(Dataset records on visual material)
________________________________________
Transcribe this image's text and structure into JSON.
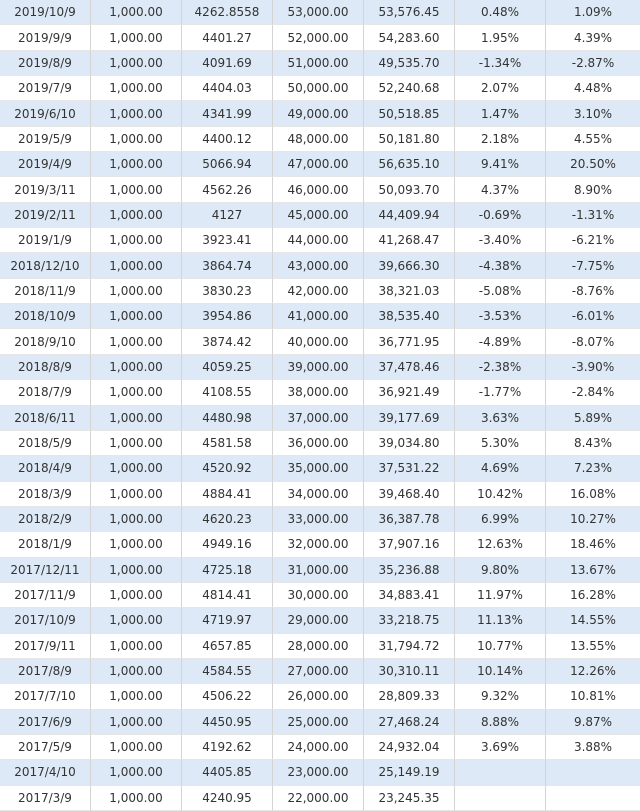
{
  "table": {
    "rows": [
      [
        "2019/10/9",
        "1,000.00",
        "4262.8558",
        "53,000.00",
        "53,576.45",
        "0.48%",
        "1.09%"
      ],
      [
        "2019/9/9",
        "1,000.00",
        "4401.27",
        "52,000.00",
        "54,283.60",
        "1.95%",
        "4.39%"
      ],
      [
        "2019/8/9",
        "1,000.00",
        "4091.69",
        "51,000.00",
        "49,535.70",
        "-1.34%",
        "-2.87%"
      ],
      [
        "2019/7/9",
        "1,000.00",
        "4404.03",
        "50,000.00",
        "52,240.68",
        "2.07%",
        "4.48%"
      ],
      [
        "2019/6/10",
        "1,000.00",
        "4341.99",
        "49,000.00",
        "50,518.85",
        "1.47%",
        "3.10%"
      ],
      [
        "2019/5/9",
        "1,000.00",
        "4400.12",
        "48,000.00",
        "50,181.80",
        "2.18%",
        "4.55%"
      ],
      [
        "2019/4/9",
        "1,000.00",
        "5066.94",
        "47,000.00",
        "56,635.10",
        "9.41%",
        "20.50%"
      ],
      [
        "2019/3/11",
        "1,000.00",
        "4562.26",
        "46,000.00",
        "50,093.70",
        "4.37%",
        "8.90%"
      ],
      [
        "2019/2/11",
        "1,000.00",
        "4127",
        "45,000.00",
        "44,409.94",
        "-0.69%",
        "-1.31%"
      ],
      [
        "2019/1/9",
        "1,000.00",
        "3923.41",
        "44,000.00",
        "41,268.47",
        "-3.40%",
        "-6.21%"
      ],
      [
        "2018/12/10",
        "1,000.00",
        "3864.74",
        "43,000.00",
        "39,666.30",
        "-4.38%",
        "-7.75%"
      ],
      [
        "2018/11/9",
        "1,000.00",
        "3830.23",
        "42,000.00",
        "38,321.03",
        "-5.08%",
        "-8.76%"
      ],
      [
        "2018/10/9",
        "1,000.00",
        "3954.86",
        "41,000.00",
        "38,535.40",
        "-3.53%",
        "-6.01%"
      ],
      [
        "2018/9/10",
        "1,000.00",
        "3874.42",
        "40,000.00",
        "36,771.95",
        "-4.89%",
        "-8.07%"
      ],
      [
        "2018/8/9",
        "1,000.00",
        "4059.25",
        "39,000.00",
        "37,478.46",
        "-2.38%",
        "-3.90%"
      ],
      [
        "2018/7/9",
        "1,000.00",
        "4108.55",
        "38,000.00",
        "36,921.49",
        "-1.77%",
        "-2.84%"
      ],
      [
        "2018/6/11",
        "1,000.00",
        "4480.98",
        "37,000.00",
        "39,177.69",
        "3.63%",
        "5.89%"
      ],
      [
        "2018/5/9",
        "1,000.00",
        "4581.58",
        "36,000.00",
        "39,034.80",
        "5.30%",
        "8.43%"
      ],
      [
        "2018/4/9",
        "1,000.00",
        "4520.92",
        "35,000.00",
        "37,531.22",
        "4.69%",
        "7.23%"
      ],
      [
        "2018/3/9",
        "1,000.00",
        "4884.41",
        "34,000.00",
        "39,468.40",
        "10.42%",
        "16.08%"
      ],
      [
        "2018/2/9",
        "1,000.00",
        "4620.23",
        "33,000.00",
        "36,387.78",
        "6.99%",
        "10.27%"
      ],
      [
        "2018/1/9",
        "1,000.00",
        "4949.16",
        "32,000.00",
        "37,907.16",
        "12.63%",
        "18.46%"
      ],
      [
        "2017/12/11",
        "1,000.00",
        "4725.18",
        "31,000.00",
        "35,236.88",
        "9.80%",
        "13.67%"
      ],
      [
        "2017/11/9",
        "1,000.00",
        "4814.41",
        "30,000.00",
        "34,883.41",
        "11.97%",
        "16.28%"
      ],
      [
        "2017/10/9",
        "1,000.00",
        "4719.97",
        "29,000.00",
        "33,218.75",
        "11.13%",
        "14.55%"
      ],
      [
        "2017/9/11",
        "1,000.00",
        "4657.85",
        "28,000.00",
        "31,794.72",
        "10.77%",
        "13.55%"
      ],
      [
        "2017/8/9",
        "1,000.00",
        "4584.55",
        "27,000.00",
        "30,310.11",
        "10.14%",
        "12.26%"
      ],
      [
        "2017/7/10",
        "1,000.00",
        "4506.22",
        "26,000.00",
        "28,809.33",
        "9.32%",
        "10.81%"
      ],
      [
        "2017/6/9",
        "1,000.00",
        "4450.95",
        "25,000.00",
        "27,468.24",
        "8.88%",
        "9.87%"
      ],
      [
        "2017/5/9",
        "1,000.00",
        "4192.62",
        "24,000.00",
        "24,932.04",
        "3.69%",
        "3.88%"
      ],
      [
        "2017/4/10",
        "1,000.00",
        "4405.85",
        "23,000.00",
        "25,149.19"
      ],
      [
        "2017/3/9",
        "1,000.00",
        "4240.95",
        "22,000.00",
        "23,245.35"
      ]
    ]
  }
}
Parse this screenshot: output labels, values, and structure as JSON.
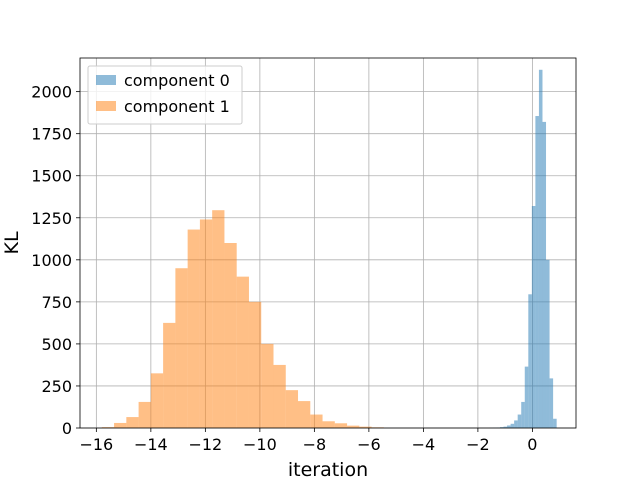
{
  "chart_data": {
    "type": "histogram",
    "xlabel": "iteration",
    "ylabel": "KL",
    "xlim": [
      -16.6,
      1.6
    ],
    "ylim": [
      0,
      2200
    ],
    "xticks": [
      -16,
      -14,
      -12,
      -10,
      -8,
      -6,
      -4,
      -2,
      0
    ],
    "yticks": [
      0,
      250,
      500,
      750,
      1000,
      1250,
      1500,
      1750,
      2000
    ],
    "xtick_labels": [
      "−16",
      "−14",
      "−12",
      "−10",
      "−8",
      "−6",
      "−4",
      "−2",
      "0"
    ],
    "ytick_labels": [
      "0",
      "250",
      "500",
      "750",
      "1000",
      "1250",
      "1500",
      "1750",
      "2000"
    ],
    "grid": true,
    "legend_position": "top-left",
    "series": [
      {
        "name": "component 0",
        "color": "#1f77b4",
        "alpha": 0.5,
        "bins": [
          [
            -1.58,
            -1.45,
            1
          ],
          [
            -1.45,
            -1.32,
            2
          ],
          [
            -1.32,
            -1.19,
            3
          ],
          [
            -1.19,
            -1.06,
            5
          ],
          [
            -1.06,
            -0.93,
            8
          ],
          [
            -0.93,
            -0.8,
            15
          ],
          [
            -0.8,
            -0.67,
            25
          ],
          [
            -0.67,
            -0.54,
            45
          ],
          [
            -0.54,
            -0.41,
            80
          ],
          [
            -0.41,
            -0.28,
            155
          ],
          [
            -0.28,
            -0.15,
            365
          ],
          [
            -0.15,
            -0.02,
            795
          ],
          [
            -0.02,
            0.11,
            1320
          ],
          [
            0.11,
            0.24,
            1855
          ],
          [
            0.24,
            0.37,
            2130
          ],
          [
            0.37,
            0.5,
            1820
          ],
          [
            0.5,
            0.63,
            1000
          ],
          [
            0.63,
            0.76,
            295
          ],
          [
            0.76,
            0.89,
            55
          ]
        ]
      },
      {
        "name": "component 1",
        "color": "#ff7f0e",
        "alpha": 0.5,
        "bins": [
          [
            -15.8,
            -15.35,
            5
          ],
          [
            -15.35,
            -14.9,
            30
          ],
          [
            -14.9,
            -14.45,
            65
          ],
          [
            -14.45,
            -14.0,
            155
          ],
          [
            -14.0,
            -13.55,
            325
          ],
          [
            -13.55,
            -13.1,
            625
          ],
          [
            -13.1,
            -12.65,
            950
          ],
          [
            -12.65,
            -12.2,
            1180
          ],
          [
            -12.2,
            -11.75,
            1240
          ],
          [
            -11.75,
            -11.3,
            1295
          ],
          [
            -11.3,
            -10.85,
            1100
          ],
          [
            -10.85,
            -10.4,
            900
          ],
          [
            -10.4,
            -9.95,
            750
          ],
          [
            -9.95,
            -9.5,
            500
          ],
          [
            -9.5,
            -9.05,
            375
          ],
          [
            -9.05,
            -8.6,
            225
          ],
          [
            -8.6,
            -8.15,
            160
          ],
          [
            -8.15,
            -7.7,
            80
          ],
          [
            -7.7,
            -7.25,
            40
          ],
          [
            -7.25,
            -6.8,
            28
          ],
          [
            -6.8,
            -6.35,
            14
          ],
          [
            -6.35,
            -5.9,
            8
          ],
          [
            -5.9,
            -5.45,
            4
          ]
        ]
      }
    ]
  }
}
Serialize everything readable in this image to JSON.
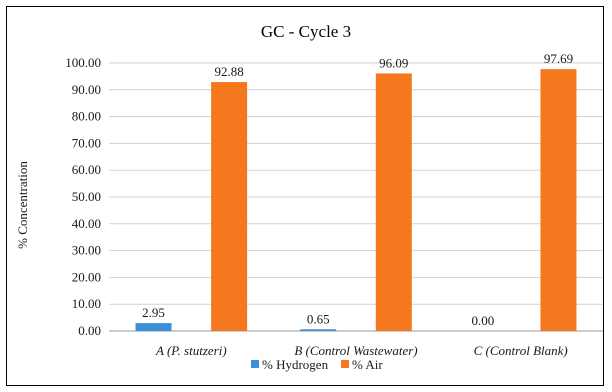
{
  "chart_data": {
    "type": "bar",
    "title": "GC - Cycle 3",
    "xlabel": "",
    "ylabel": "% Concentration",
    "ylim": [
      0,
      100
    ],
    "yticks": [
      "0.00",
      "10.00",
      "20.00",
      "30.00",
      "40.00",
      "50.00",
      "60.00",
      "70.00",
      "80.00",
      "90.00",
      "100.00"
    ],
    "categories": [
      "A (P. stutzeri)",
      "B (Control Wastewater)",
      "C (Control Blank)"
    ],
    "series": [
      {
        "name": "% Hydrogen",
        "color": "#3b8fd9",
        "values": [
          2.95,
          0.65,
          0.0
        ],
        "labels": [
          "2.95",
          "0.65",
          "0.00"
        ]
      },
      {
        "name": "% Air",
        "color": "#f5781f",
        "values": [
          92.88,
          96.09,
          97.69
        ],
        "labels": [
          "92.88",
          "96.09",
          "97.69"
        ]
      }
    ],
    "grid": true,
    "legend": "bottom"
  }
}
________________________________________
- **Directive**
Repeat the lines from the line containing "Serialize everything readable" through the end of the material above exactly, with no pictures and nothing else.

- **Answer below**
Serialize everything readable in this image to JSON.
{
  "chart_data": {
    "type": "bar",
    "title": "GC - Cycle 3",
    "xlabel": "",
    "ylabel": "% Concentration",
    "ylim": [
      0,
      100
    ],
    "yticks": [
      "0.00",
      "10.00",
      "20.00",
      "30.00",
      "40.00",
      "50.00",
      "60.00",
      "70.00",
      "80.00",
      "90.00",
      "100.00"
    ],
    "categories": [
      "A (P. stutzeri)",
      "B (Control Wastewater)",
      "C (Control Blank)"
    ],
    "series": [
      {
        "name": "% Hydrogen",
        "color": "#3b8fd9",
        "values": [
          2.95,
          0.65,
          0.0
        ],
        "labels": [
          "2.95",
          "0.65",
          "0.00"
        ]
      },
      {
        "name": "% Air",
        "color": "#f5781f",
        "values": [
          92.88,
          96.09,
          97.69
        ],
        "labels": [
          "92.88",
          "96.09",
          "97.69"
        ]
      }
    ],
    "grid": true,
    "legend": "bottom"
  }
}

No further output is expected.